* **WORK REQUIRED**
Report each line of the data that includes the word "Surf".

* **PROVIDED RECORDS**
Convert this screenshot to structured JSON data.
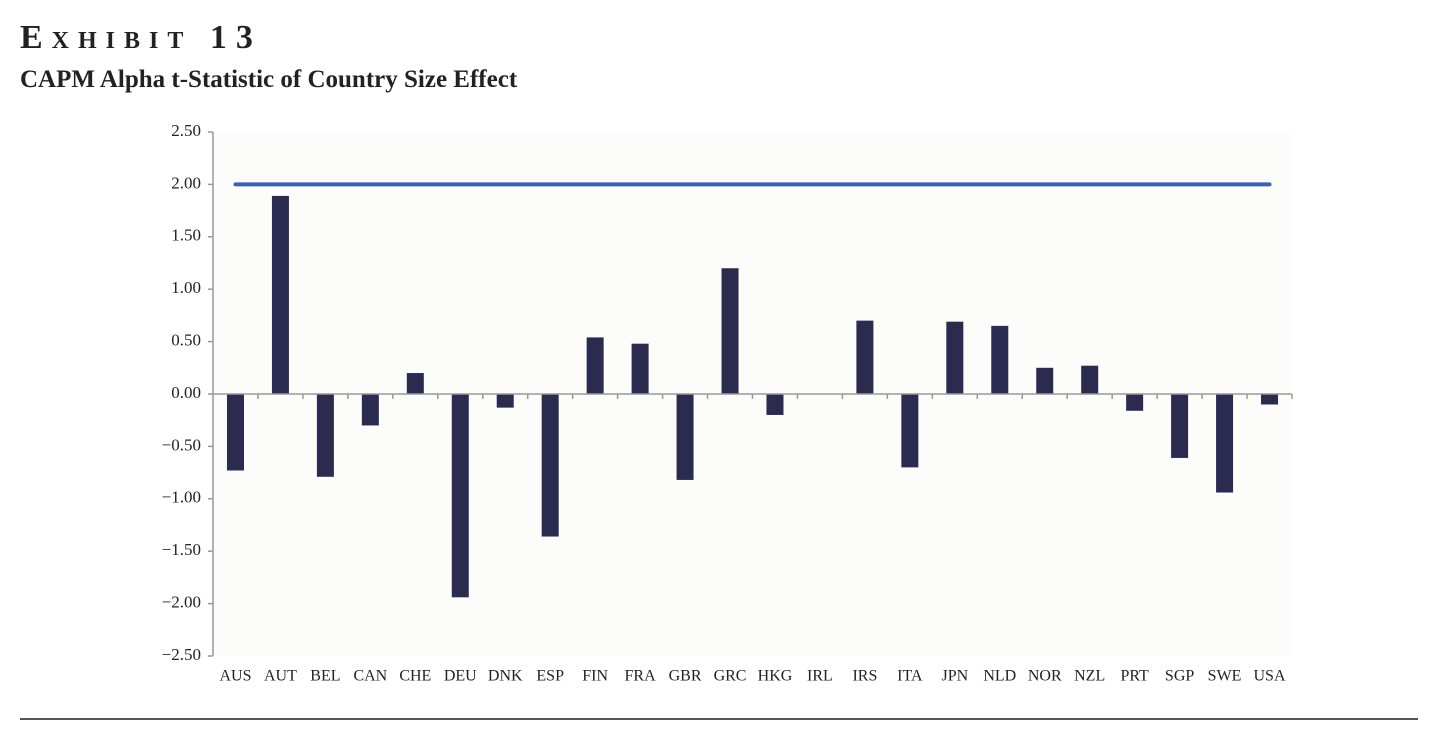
{
  "chart_data": {
    "type": "bar",
    "title": "Exhibit 13",
    "subtitle": "CAPM Alpha t-Statistic of Country Size Effect",
    "categories": [
      "AUS",
      "AUT",
      "BEL",
      "CAN",
      "CHE",
      "DEU",
      "DNK",
      "ESP",
      "FIN",
      "FRA",
      "GBR",
      "GRC",
      "HKG",
      "IRL",
      "IRS",
      "ITA",
      "JPN",
      "NLD",
      "NOR",
      "NZL",
      "PRT",
      "SGP",
      "SWE",
      "USA"
    ],
    "values": [
      -0.73,
      1.89,
      -0.79,
      -0.3,
      0.2,
      -1.94,
      -0.13,
      -1.36,
      0.54,
      0.48,
      -0.82,
      1.2,
      -0.2,
      0.0,
      0.7,
      -0.7,
      0.69,
      0.65,
      0.25,
      0.27,
      -0.16,
      -0.61,
      -0.94,
      -0.1
    ],
    "color": "#2b2a4f",
    "threshold": 2,
    "threshold_color": "#3a62b0",
    "ylim": [
      -2.5,
      2.5
    ],
    "yticks": [
      {
        "value": 2.5,
        "label": "2.50"
      },
      {
        "value": 2,
        "label": "2.00"
      },
      {
        "value": 1.5,
        "label": "1.50"
      },
      {
        "value": 1,
        "label": "1.00"
      },
      {
        "value": 0.5,
        "label": "0.50"
      },
      {
        "value": 0,
        "label": "0.00"
      },
      {
        "value": -0.5,
        "label": "−0.50"
      },
      {
        "value": -1,
        "label": "−1.00"
      },
      {
        "value": -1.5,
        "label": "−1.50"
      },
      {
        "value": -2,
        "label": "−2.00"
      },
      {
        "value": -2.5,
        "label": "−2.50"
      }
    ]
  }
}
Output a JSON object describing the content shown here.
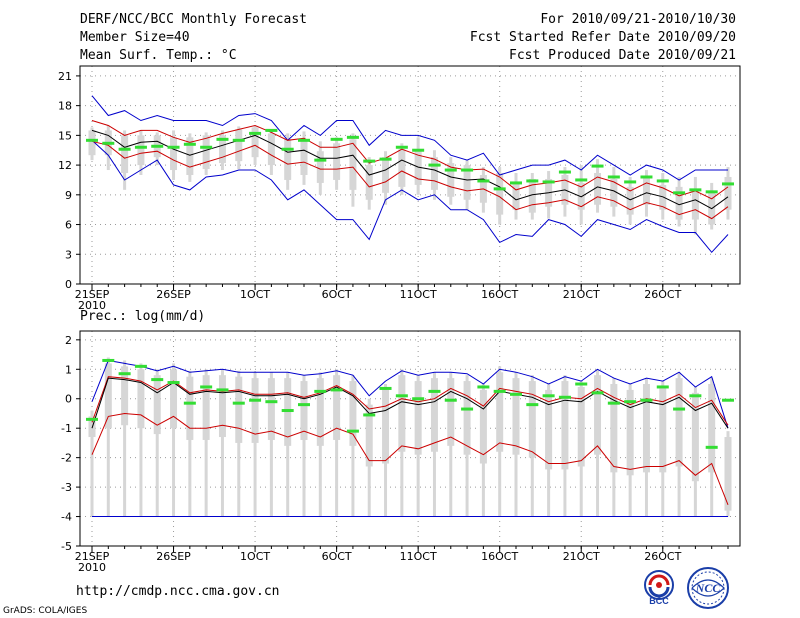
{
  "header": {
    "title": "DERF/NCC/BCC Monthly Forecast",
    "member_size": "Member Size=40",
    "variable": "Mean Surf. Temp.: °C",
    "period": "For 2010/09/21-2010/10/30",
    "start_date": "Fcst Started Refer Date 2010/09/20",
    "produced_date": "Fcst Produced Date 2010/09/21"
  },
  "footer": {
    "url": "http://cmdp.ncc.cma.gov.cn",
    "grads_credit": "GrADS: COLA/IGES",
    "logo_left_text": "BCC",
    "logo_right_text": "NCC"
  },
  "colors": {
    "mean": "#000000",
    "inner_band": "#cc0000",
    "outer_band": "#0000cc",
    "marker": "#33dd33",
    "box": "#d6d6d6",
    "grid": "#9a9a9a"
  },
  "chart_data": [
    {
      "type": "box",
      "title": "Mean Surf. Temp.: °C",
      "xlabel": "",
      "ylabel": "",
      "ylim": [
        0,
        22
      ],
      "yticks": [
        0,
        3,
        6,
        9,
        12,
        15,
        18,
        21
      ],
      "x_tick_labels": [
        {
          "day": 1,
          "label": "21SEP"
        },
        {
          "day": 6,
          "label": "26SEP"
        },
        {
          "day": 11,
          "label": "1OCT"
        },
        {
          "day": 16,
          "label": "6OCT"
        },
        {
          "day": 21,
          "label": "11OCT"
        },
        {
          "day": 26,
          "label": "16OCT"
        },
        {
          "day": 31,
          "label": "21OCT"
        },
        {
          "day": 36,
          "label": "26OCT"
        }
      ],
      "x_year_label": "2010",
      "days": 40,
      "series": [
        {
          "name": "ensemble mean",
          "values": [
            15.5,
            15.0,
            13.8,
            14.3,
            14.4,
            13.6,
            13.0,
            13.5,
            14.0,
            14.5,
            15.0,
            14.2,
            13.3,
            13.5,
            12.7,
            12.7,
            13.0,
            11.0,
            11.5,
            12.5,
            11.8,
            11.5,
            10.8,
            10.5,
            10.6,
            9.8,
            8.5,
            9.0,
            9.2,
            9.5,
            8.8,
            9.8,
            9.4,
            8.5,
            9.2,
            8.8,
            8.0,
            8.5,
            7.6,
            8.8
          ]
        },
        {
          "name": "upper inner",
          "values": [
            16.5,
            16.0,
            15.0,
            15.5,
            15.5,
            14.8,
            14.3,
            14.7,
            15.2,
            15.6,
            16.0,
            15.3,
            14.5,
            14.7,
            13.8,
            13.8,
            14.2,
            12.2,
            12.7,
            13.6,
            13.0,
            12.6,
            11.8,
            11.5,
            11.6,
            10.8,
            9.5,
            10.0,
            10.2,
            10.5,
            9.8,
            10.8,
            10.3,
            9.4,
            10.2,
            9.7,
            8.9,
            9.4,
            8.6,
            9.8
          ]
        },
        {
          "name": "lower inner",
          "values": [
            14.4,
            14.0,
            12.7,
            13.2,
            13.4,
            12.5,
            11.8,
            12.3,
            12.8,
            13.4,
            14.0,
            13.0,
            12.1,
            12.3,
            11.6,
            11.6,
            11.8,
            9.8,
            10.3,
            11.4,
            10.6,
            10.4,
            9.8,
            9.4,
            9.6,
            8.8,
            7.5,
            8.0,
            8.2,
            8.5,
            7.8,
            8.8,
            8.4,
            7.5,
            8.2,
            7.8,
            7.0,
            7.5,
            6.6,
            7.8
          ]
        },
        {
          "name": "maximum",
          "values": [
            19.0,
            17.0,
            17.5,
            16.5,
            17.0,
            16.5,
            16.5,
            16.5,
            16.0,
            17.0,
            17.2,
            16.5,
            14.5,
            16.0,
            15.0,
            16.5,
            16.5,
            14.0,
            15.5,
            15.0,
            15.0,
            14.5,
            13.0,
            12.5,
            13.2,
            11.0,
            11.5,
            12.0,
            12.0,
            12.5,
            11.5,
            13.0,
            12.0,
            11.0,
            12.0,
            11.5,
            10.5,
            11.5,
            11.5,
            11.5
          ]
        },
        {
          "name": "minimum",
          "values": [
            14.5,
            13.0,
            10.5,
            11.5,
            12.5,
            10.0,
            9.5,
            10.8,
            11.0,
            11.5,
            11.5,
            10.5,
            8.5,
            9.5,
            8.0,
            6.5,
            6.5,
            4.5,
            8.5,
            9.5,
            8.5,
            9.0,
            7.5,
            7.5,
            6.5,
            4.2,
            5.0,
            4.8,
            6.5,
            6.0,
            4.8,
            6.5,
            6.0,
            5.5,
            6.5,
            5.8,
            5.2,
            5.2,
            3.2,
            5.0
          ]
        },
        {
          "name": "box upper",
          "values": [
            15.5,
            15.5,
            15.0,
            15.0,
            15.0,
            14.8,
            14.8,
            15.0,
            15.0,
            15.6,
            15.8,
            15.2,
            14.6,
            14.6,
            13.4,
            14.2,
            14.6,
            12.0,
            12.8,
            13.6,
            13.4,
            12.8,
            12.2,
            12.0,
            11.0,
            11.2,
            10.2,
            10.6,
            10.6,
            11.0,
            10.2,
            11.2,
            10.6,
            9.8,
            10.8,
            10.0,
            9.8,
            9.6,
            9.2,
            10.8
          ]
        },
        {
          "name": "box lower",
          "values": [
            13.0,
            13.0,
            11.2,
            12.0,
            12.8,
            11.5,
            11.0,
            11.6,
            12.2,
            12.4,
            12.8,
            12.0,
            10.5,
            11.0,
            10.2,
            10.5,
            9.5,
            8.5,
            9.2,
            9.8,
            10.0,
            9.5,
            8.8,
            8.5,
            8.2,
            7.0,
            7.5,
            7.2,
            7.8,
            8.0,
            7.5,
            8.0,
            7.8,
            7.0,
            8.0,
            7.5,
            6.5,
            6.5,
            6.0,
            7.5
          ]
        },
        {
          "name": "whisker max",
          "values": [
            15.8,
            16.0,
            15.5,
            15.5,
            15.3,
            15.5,
            15.2,
            15.3,
            15.5,
            15.9,
            16.0,
            15.6,
            15.2,
            15.4,
            14.4,
            14.8,
            15.2,
            12.8,
            13.4,
            14.2,
            14.8,
            13.5,
            12.8,
            12.5,
            11.8,
            11.8,
            11.2,
            11.2,
            11.4,
            11.8,
            12.0,
            12.6,
            11.8,
            10.8,
            11.5,
            11.2,
            10.8,
            10.8,
            10.2,
            11.8
          ]
        },
        {
          "name": "whisker min",
          "values": [
            12.5,
            11.5,
            9.5,
            11.0,
            12.0,
            10.5,
            10.3,
            11.0,
            11.5,
            11.6,
            12.0,
            11.0,
            9.5,
            10.0,
            9.0,
            9.5,
            7.8,
            7.5,
            8.0,
            9.0,
            9.0,
            8.5,
            8.0,
            7.5,
            7.2,
            6.0,
            6.5,
            6.5,
            6.6,
            6.8,
            6.0,
            7.2,
            6.8,
            6.0,
            6.8,
            6.5,
            5.8,
            5.0,
            5.5,
            6.5
          ]
        },
        {
          "name": "median marker",
          "values": [
            14.5,
            14.2,
            13.6,
            13.8,
            13.9,
            13.8,
            14.1,
            13.8,
            14.6,
            14.5,
            15.2,
            15.5,
            13.6,
            14.5,
            12.5,
            14.6,
            14.8,
            12.4,
            12.6,
            13.8,
            13.5,
            12.0,
            11.5,
            11.5,
            10.4,
            9.6,
            10.2,
            10.4,
            10.3,
            11.3,
            10.5,
            11.9,
            10.8,
            10.3,
            10.8,
            10.4,
            9.2,
            9.5,
            9.3,
            10.1
          ]
        }
      ]
    },
    {
      "type": "box",
      "title": "Prec.: log(mm/d)",
      "xlabel": "",
      "ylabel": "",
      "ylim": [
        -5,
        2.3
      ],
      "yticks": [
        -5,
        -4,
        -3,
        -2,
        -1,
        0,
        1,
        2
      ],
      "x_tick_labels": [
        {
          "day": 1,
          "label": "21SEP"
        },
        {
          "day": 6,
          "label": "26SEP"
        },
        {
          "day": 11,
          "label": "1OCT"
        },
        {
          "day": 16,
          "label": "6OCT"
        },
        {
          "day": 21,
          "label": "11OCT"
        },
        {
          "day": 26,
          "label": "16OCT"
        },
        {
          "day": 31,
          "label": "21OCT"
        },
        {
          "day": 36,
          "label": "26OCT"
        }
      ],
      "x_year_label": "2010",
      "days": 40,
      "series": [
        {
          "name": "ensemble mean",
          "values": [
            -1.0,
            0.7,
            0.65,
            0.55,
            0.2,
            0.55,
            0.15,
            0.25,
            0.2,
            0.25,
            0.1,
            0.1,
            0.15,
            0.0,
            0.15,
            0.4,
            0.1,
            -0.5,
            -0.4,
            -0.1,
            -0.2,
            -0.1,
            0.25,
            0.0,
            -0.35,
            0.25,
            0.15,
            0.05,
            -0.2,
            -0.05,
            -0.1,
            0.25,
            -0.05,
            -0.3,
            -0.1,
            -0.2,
            0.05,
            -0.4,
            -0.15,
            -1.0
          ]
        },
        {
          "name": "upper inner",
          "values": [
            -0.8,
            0.75,
            0.7,
            0.6,
            0.3,
            0.6,
            0.2,
            0.3,
            0.25,
            0.3,
            0.15,
            0.15,
            0.2,
            0.05,
            0.2,
            0.45,
            0.15,
            -0.35,
            -0.25,
            0.0,
            -0.1,
            0.0,
            0.35,
            0.1,
            -0.25,
            0.35,
            0.25,
            0.15,
            -0.1,
            0.05,
            0.0,
            0.35,
            0.05,
            -0.2,
            0.0,
            -0.1,
            0.15,
            -0.3,
            -0.05,
            -0.9
          ]
        },
        {
          "name": "lower inner",
          "values": [
            -1.9,
            -0.6,
            -0.5,
            -0.55,
            -0.9,
            -0.6,
            -1.0,
            -1.0,
            -0.9,
            -1.0,
            -1.2,
            -1.1,
            -1.3,
            -1.1,
            -1.3,
            -1.0,
            -1.2,
            -2.1,
            -2.1,
            -1.6,
            -1.7,
            -1.5,
            -1.3,
            -1.6,
            -1.9,
            -1.5,
            -1.6,
            -1.8,
            -2.2,
            -2.2,
            -2.1,
            -1.6,
            -2.3,
            -2.4,
            -2.3,
            -2.3,
            -2.1,
            -2.6,
            -2.2,
            -3.6
          ]
        },
        {
          "name": "maximum",
          "values": [
            -0.1,
            1.3,
            1.2,
            1.1,
            0.95,
            1.1,
            0.9,
            0.95,
            1.0,
            0.9,
            0.9,
            0.9,
            0.9,
            0.8,
            0.85,
            0.95,
            0.8,
            0.1,
            0.6,
            0.95,
            0.8,
            0.9,
            0.9,
            0.85,
            0.5,
            1.0,
            0.9,
            0.75,
            0.5,
            0.75,
            0.6,
            1.0,
            0.7,
            0.5,
            0.7,
            0.6,
            0.9,
            0.4,
            0.75,
            -1.0
          ]
        },
        {
          "name": "minimum",
          "values": [
            -4.0,
            -4.0,
            -4.0,
            -4.0,
            -4.0,
            -4.0,
            -4.0,
            -4.0,
            -4.0,
            -4.0,
            -4.0,
            -4.0,
            -4.0,
            -4.0,
            -4.0,
            -4.0,
            -4.0,
            -4.0,
            -4.0,
            -4.0,
            -4.0,
            -4.0,
            -4.0,
            -4.0,
            -4.0,
            -4.0,
            -4.0,
            -4.0,
            -4.0,
            -4.0,
            -4.0,
            -4.0,
            -4.0,
            -4.0,
            -4.0,
            -4.0,
            -4.0,
            -4.0,
            -4.0,
            -4.0
          ]
        },
        {
          "name": "box upper",
          "values": [
            -0.6,
            1.2,
            1.1,
            1.0,
            0.8,
            1.0,
            0.75,
            0.8,
            0.8,
            0.75,
            0.7,
            0.7,
            0.7,
            0.6,
            0.7,
            0.8,
            0.6,
            -0.2,
            0.3,
            0.8,
            0.6,
            0.7,
            0.7,
            0.6,
            0.3,
            0.9,
            0.7,
            0.6,
            0.3,
            0.6,
            0.4,
            0.8,
            0.5,
            0.3,
            0.5,
            0.4,
            0.7,
            0.2,
            0.5,
            -1.3
          ]
        },
        {
          "name": "box lower",
          "values": [
            -1.3,
            -1.0,
            -0.9,
            -1.0,
            -1.2,
            -1.0,
            -1.4,
            -1.4,
            -1.3,
            -1.5,
            -1.5,
            -1.4,
            -1.6,
            -1.4,
            -1.6,
            -1.4,
            -1.6,
            -2.3,
            -2.2,
            -1.8,
            -1.9,
            -1.8,
            -1.6,
            -1.9,
            -2.2,
            -1.8,
            -1.9,
            -2.0,
            -2.4,
            -2.4,
            -2.3,
            -1.9,
            -2.5,
            -2.6,
            -2.5,
            -2.5,
            -2.3,
            -2.8,
            -2.5,
            -3.8
          ]
        },
        {
          "name": "whisker max",
          "values": [
            -0.4,
            1.4,
            1.3,
            1.2,
            1.0,
            1.2,
            0.95,
            1.0,
            1.0,
            0.95,
            0.9,
            0.9,
            0.9,
            0.8,
            0.9,
            1.0,
            0.8,
            0.0,
            0.5,
            1.0,
            0.8,
            0.9,
            0.9,
            0.8,
            0.5,
            1.1,
            0.9,
            0.8,
            0.5,
            0.8,
            0.6,
            1.0,
            0.7,
            0.5,
            0.7,
            0.6,
            0.9,
            0.4,
            0.7,
            -1.1
          ]
        },
        {
          "name": "whisker min",
          "values": [
            -4.0,
            -4.0,
            -4.0,
            -4.0,
            -4.0,
            -4.0,
            -4.0,
            -4.0,
            -4.0,
            -4.0,
            -4.0,
            -4.0,
            -4.0,
            -4.0,
            -4.0,
            -4.0,
            -4.0,
            -4.0,
            -4.0,
            -4.0,
            -4.0,
            -4.0,
            -4.0,
            -4.0,
            -4.0,
            -4.0,
            -4.0,
            -4.0,
            -4.0,
            -4.0,
            -4.0,
            -4.0,
            -4.0,
            -4.0,
            -4.0,
            -4.0,
            -4.0,
            -4.0,
            -4.0,
            -4.0
          ]
        },
        {
          "name": "median marker",
          "values": [
            -0.7,
            1.3,
            0.85,
            1.1,
            0.65,
            0.55,
            -0.15,
            0.4,
            0.3,
            -0.15,
            -0.05,
            -0.1,
            -0.4,
            -0.2,
            0.25,
            0.3,
            -1.1,
            -0.55,
            0.35,
            0.1,
            0.0,
            0.25,
            -0.05,
            -0.35,
            0.4,
            0.25,
            0.15,
            -0.2,
            0.1,
            0.05,
            0.5,
            0.2,
            -0.15,
            -0.1,
            -0.05,
            0.4,
            -0.35,
            0.1,
            -1.65,
            -0.05
          ]
        }
      ]
    }
  ]
}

* **EXPECTED OUTPUT**
    "variable": "Mean Surf. Temp.: °C",
      "title": "Mean Surf. Temp.: °C",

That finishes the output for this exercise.